**DO THIS**
Rewrite the material below, swapping every "month-label" for "month-tick" and leaving every other character unchanged.

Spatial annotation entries
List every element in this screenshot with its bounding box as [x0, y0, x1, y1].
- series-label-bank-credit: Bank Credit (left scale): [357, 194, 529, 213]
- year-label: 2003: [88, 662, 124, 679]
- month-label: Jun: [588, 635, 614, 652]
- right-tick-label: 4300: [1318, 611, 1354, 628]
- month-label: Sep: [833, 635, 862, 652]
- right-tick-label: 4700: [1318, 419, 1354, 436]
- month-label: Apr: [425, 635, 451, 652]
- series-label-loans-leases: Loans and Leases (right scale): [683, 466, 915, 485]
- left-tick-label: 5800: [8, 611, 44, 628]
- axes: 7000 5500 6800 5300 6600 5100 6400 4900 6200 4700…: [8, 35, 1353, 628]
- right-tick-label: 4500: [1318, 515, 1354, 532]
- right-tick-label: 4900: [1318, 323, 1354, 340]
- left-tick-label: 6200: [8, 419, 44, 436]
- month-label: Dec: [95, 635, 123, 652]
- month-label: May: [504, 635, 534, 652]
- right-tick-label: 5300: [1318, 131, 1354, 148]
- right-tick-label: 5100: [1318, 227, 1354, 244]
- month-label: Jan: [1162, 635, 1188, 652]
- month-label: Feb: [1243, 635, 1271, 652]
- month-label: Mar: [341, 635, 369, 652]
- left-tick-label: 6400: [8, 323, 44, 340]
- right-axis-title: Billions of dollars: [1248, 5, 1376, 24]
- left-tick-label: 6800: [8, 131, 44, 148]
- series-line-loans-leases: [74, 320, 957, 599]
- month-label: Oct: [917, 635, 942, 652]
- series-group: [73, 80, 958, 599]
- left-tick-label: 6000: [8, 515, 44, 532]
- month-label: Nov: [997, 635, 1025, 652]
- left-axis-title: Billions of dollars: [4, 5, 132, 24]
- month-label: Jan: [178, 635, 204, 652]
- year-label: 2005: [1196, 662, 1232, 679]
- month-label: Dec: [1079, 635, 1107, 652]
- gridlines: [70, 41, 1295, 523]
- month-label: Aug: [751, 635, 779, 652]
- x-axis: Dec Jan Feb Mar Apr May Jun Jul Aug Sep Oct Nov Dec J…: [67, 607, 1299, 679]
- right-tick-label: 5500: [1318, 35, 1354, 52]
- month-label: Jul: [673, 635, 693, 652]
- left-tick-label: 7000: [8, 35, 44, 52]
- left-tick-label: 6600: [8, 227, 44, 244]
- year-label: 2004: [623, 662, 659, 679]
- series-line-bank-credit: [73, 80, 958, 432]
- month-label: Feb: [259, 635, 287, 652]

**TASK RESULT**
List every element in this screenshot with its bounding box as [x0, y0, x1, y1].
- series-label-bank-credit: Bank Credit (left scale): [357, 194, 529, 213]
- year-label: 2003: [88, 662, 124, 679]
- month-tick: Jun: [588, 635, 614, 652]
- right-tick-label: 4300: [1318, 611, 1354, 628]
- month-tick: Sep: [833, 635, 862, 652]
- right-tick-label: 4700: [1318, 419, 1354, 436]
- month-tick: Apr: [425, 635, 451, 652]
- series-label-loans-leases: Loans and Leases (right scale): [683, 466, 915, 485]
- left-tick-label: 5800: [8, 611, 44, 628]
- axes: 7000 5500 6800 5300 6600 5100 6400 4900 6200 4700…: [8, 35, 1353, 628]
- right-tick-label: 4500: [1318, 515, 1354, 532]
- right-tick-label: 4900: [1318, 323, 1354, 340]
- left-tick-label: 6200: [8, 419, 44, 436]
- month-tick: Dec: [95, 635, 123, 652]
- month-tick: May: [504, 635, 534, 652]
- right-tick-label: 5300: [1318, 131, 1354, 148]
- right-tick-label: 5100: [1318, 227, 1354, 244]
- month-tick: Jan: [1162, 635, 1188, 652]
- month-tick: Feb: [1243, 635, 1271, 652]
- month-tick: Mar: [341, 635, 369, 652]
- left-tick-label: 6400: [8, 323, 44, 340]
- right-axis-title: Billions of dollars: [1248, 5, 1376, 24]
- left-tick-label: 6800: [8, 131, 44, 148]
- series-line-loans-leases: [74, 320, 957, 599]
- month-tick: Oct: [917, 635, 942, 652]
- series-group: [73, 80, 958, 599]
- left-tick-label: 6000: [8, 515, 44, 532]
- month-tick: Nov: [997, 635, 1025, 652]
- left-axis-title: Billions of dollars: [4, 5, 132, 24]
- month-tick: Jan: [178, 635, 204, 652]
- year-label: 2005: [1196, 662, 1232, 679]
- month-tick: Dec: [1079, 635, 1107, 652]
- gridlines: [70, 41, 1295, 523]
- month-tick: Aug: [751, 635, 779, 652]
- x-axis: Dec Jan Feb Mar Apr May Jun Jul Aug Sep Oct Nov Dec J…: [67, 607, 1299, 679]
- right-tick-label: 5500: [1318, 35, 1354, 52]
- month-tick: Jul: [673, 635, 693, 652]
- left-tick-label: 7000: [8, 35, 44, 52]
- left-tick-label: 6600: [8, 227, 44, 244]
- year-label: 2004: [623, 662, 659, 679]
- series-line-bank-credit: [73, 80, 958, 432]
- month-tick: Feb: [259, 635, 287, 652]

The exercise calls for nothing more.